-- BEGIN Supplied information --

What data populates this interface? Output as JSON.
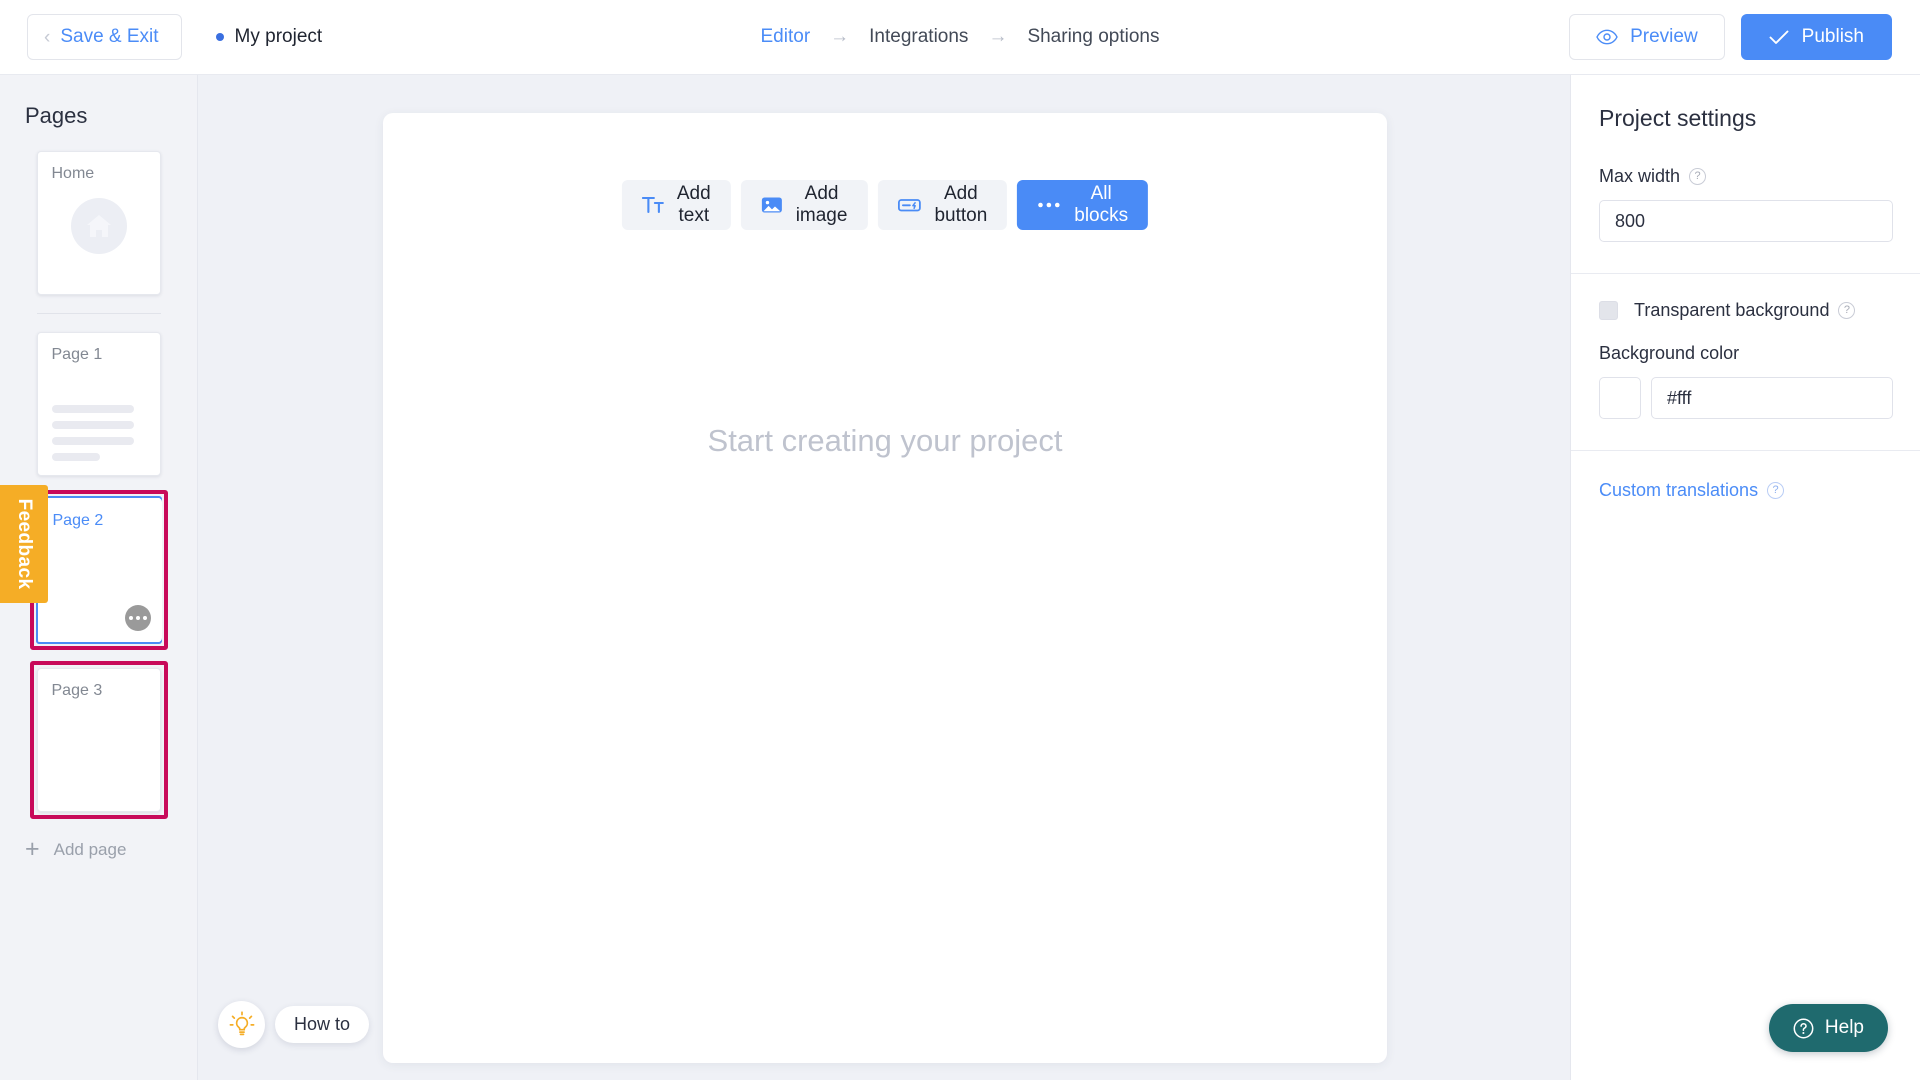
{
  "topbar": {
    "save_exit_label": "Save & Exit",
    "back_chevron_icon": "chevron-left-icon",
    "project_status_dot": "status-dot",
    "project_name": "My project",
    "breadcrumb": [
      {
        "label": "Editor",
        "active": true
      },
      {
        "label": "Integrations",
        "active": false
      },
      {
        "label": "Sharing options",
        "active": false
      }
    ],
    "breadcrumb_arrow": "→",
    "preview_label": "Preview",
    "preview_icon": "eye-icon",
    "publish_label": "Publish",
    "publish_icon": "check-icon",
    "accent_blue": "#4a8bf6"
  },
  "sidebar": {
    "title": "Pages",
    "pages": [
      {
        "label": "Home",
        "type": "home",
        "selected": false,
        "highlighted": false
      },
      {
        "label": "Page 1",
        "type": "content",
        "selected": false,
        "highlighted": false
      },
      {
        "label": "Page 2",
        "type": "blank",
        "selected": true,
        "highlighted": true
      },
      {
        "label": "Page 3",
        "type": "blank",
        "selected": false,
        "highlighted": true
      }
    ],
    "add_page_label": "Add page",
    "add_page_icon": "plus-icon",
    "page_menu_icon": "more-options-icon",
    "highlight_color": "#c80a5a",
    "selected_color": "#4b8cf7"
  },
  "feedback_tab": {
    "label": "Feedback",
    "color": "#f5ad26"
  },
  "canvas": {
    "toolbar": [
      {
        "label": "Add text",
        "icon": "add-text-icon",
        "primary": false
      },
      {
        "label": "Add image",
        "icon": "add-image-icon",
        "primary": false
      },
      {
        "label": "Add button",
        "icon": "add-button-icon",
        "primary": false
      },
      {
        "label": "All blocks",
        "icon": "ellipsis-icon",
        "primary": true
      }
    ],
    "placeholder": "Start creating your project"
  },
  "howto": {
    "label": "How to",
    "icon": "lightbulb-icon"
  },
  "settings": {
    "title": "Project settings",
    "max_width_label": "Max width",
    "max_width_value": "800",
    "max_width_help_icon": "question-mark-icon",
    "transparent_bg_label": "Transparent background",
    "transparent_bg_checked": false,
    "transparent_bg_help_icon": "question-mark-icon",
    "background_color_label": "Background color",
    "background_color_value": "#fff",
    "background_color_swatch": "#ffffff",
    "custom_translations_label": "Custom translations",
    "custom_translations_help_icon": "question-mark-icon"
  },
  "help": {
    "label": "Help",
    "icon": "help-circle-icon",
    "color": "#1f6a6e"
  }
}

-- END Supplied information --
-- BEGIN Supplied information --

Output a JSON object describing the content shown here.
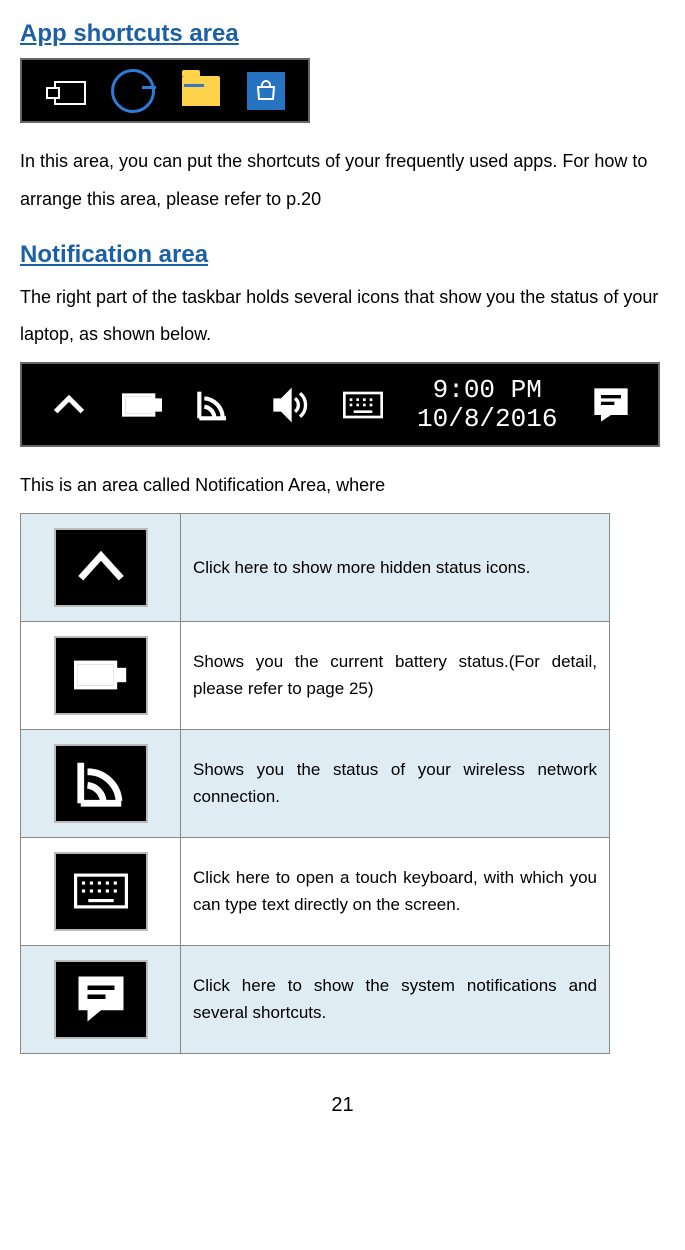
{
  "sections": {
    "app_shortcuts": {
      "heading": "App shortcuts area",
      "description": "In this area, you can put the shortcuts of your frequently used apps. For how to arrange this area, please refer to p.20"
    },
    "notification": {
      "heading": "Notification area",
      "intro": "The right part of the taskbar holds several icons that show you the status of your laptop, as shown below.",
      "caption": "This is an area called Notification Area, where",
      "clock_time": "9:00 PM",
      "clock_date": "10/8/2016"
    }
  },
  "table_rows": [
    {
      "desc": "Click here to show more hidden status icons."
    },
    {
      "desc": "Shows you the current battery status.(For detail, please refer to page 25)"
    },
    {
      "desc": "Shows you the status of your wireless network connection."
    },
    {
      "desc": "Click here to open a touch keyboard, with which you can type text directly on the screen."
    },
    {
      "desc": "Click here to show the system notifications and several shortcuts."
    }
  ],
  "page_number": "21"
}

-- END Supplied information --
-- BEGIN Supplied information --

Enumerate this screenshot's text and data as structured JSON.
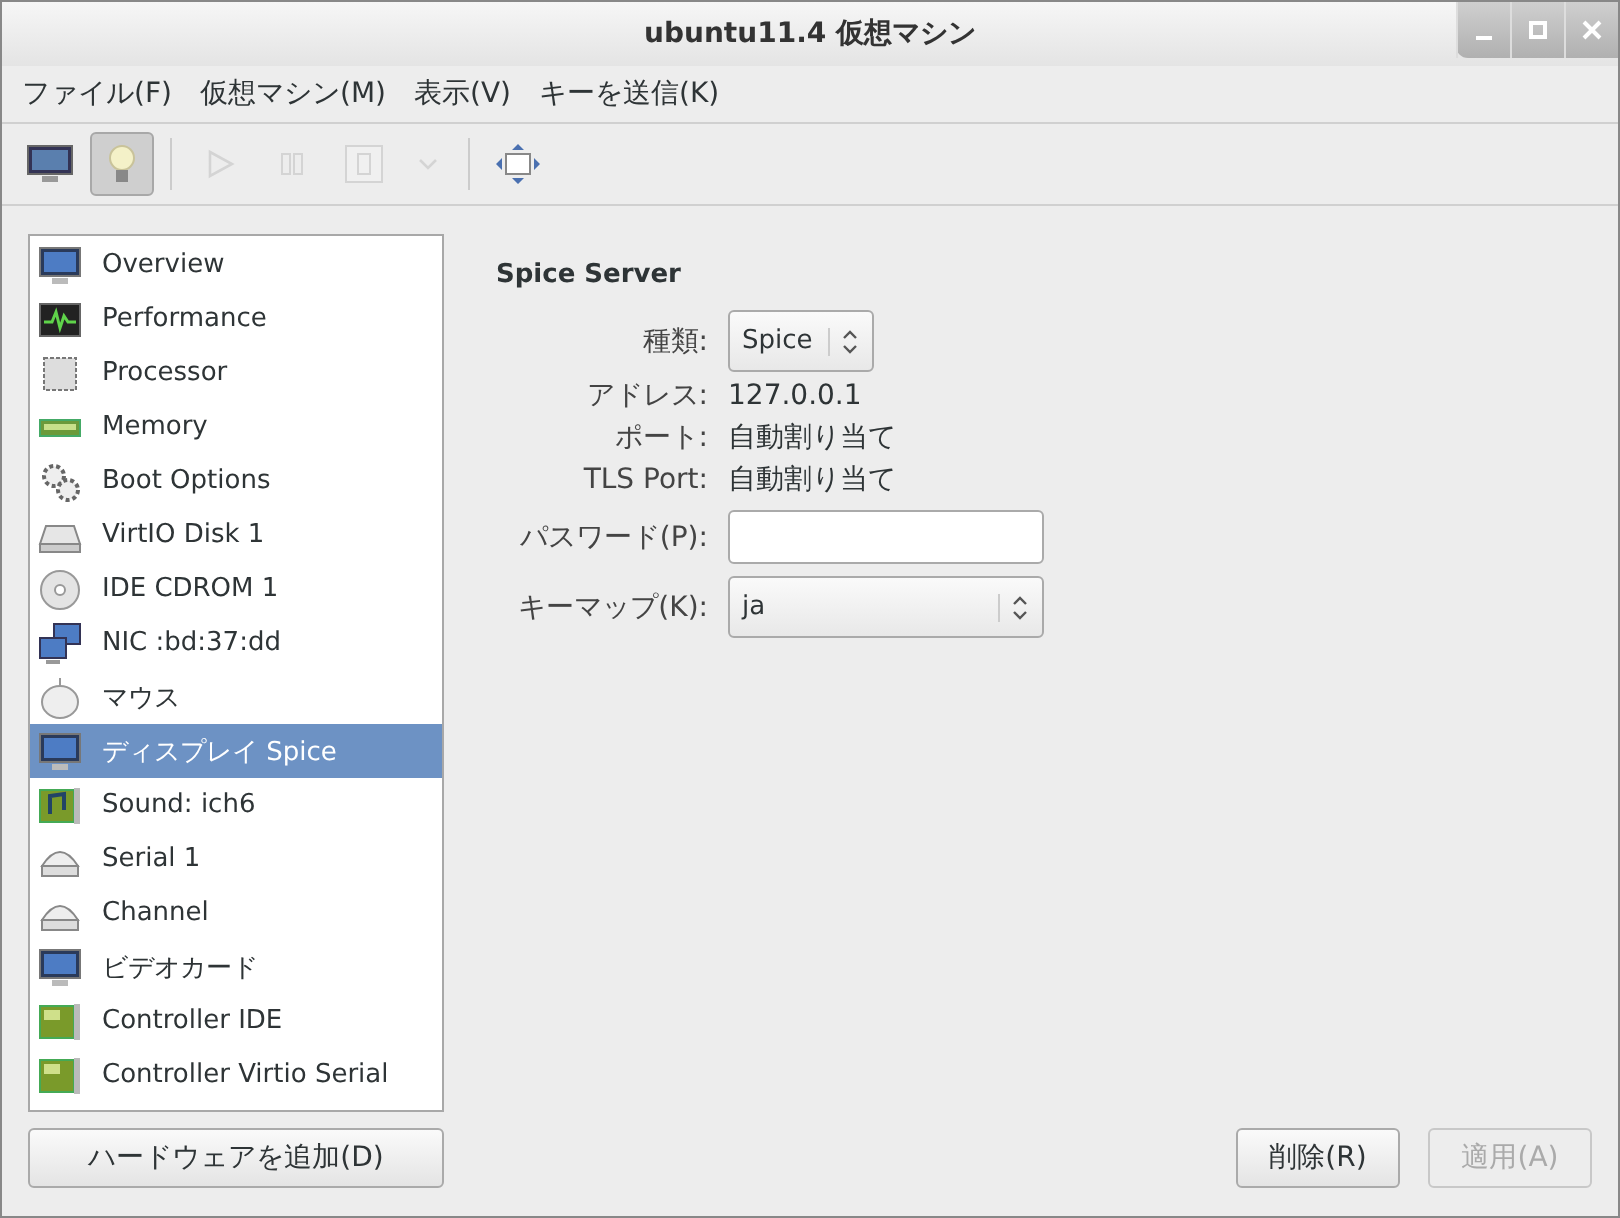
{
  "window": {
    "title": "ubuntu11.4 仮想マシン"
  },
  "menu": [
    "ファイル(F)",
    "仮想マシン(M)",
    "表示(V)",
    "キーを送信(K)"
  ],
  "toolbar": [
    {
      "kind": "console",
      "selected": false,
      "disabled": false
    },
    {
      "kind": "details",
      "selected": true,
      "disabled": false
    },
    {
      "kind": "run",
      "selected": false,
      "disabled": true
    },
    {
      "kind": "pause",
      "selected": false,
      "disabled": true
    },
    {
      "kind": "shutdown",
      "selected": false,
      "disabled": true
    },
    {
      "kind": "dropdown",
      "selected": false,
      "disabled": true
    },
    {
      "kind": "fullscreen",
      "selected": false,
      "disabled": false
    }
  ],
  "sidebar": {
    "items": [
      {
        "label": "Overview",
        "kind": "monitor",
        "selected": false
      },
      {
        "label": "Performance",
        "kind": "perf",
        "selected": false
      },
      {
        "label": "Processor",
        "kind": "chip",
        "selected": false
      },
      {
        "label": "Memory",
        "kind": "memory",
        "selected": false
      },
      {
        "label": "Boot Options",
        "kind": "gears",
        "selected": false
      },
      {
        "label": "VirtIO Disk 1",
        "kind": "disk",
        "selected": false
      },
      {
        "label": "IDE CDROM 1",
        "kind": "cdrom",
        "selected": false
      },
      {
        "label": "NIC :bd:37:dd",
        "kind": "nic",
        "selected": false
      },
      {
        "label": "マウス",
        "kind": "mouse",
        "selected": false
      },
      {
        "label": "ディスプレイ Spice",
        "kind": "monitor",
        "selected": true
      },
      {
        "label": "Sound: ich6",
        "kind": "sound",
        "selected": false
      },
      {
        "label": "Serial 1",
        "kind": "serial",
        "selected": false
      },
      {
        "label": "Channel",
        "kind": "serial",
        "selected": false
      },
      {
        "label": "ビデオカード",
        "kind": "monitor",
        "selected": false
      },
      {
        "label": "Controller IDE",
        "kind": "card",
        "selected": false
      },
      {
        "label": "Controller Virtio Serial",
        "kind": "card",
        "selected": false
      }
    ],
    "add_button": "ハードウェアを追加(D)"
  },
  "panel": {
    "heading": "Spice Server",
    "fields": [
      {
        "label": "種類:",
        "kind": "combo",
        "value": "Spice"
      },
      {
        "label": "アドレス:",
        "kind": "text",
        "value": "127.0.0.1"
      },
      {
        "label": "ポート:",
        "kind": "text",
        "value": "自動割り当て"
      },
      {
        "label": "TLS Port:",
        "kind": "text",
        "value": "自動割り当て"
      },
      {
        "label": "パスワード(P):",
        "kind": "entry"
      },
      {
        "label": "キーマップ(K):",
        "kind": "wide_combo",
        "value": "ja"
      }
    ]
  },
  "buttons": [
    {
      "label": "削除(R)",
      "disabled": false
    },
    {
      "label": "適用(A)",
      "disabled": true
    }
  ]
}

-- END Supplied information --

**Written task**
Scan the entries above for the word "Click" and collect each line holding it.

**Expected answer**
      "desc": "Click here to show more hidden status icons."
      "desc": "Click here to open a touch keyboard, with which you can type text directly on the screen."
      "desc": "Click here to show the system notifications and several shortcuts."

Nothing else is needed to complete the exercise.